▶ [Direction]:
Reproduce word for word the portion of the Cuba tour story that starts at "He looks up" and ends after "toward the exit.".

▶ [Excerpt to read]:
--- begin ---

29th March, 2012 - Posted by Malia Everette - No Comments
Many of our Reality Tours Cuba alumni will remember Karen McCartney. Karen lived in Cuba for years and regularly facilitated Global Exchange groups. Today Karen shares one of her memories about Cuban chivichanas while leading a Reality Tour trip we used to call “Following Che’s Footsteps”.
Chivichanas in Cuba: Tour Facilitator Karen McCartney Shares her Story by Karen McCartney
Elizardo, the ICAP represententative takes the microphone from our driver and turns to face our tour participants:
“Where we are going today is historic, for it was here, in the heart of the Sierra Maestra mountains, that President Fidel Castro, his brother Raúl, Che Guevara and their band of guerrilla fighters waged the battle that brought down the dictatorship of Fulgencia Batista and ushered in the Revolution. That was back in 1959. It took them three years to succeed and we are going to take this opportunity to retrace their steps. We’ll go into the mountains and see their headquarters for ourselves.“
Just then our driver, Juancito, calls Elizardo over to him. They confer for a minute or so. From the concerned looks on their faces it is apparent that something is wrong. They beckon to me and Diana. It turns out that our coach is an older model and Juancito is doubtful about its ability to climb the hills that lie between us and our hotel in the tiny mountain village of Santo Domingo. We stop at the base of the steepest hill I have ever seen. Someone a few seats behind me mutters that the gradient would be illegal in the United States.
“What we really need is a fifth gear for the ascent and hydraulic brakes for the descent. Our coach has neither,” whispers Juancito.
“So what do you recommend?”
He looks up at me apologetically.
We agree to let Juancito drive on at his own pace and for us to follow on foot. It will take a couple of hours longer but it’s safe. The students are elated at the prospect of getting out of their seats and eagerly rush toward the exit.

--- end ---

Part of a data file
--- begin ---

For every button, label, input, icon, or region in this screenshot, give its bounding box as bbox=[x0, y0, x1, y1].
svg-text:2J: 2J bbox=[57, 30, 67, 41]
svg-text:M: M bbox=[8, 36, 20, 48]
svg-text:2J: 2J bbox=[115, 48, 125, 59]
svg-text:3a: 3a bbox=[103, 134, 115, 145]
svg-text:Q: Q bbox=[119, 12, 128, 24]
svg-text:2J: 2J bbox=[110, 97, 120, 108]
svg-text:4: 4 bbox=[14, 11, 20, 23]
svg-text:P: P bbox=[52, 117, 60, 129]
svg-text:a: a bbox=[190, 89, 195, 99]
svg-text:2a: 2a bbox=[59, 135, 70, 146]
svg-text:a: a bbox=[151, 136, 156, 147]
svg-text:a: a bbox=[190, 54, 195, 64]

--- end ---

▶ [Result]:
He looks up at me apologetically.
We agree to let Juancito drive on at his own pace and for us to follow on foot. It will take a couple of hours longer but it’s safe. The students are elated at the prospect of getting out of their seats and eagerly rush toward the exit.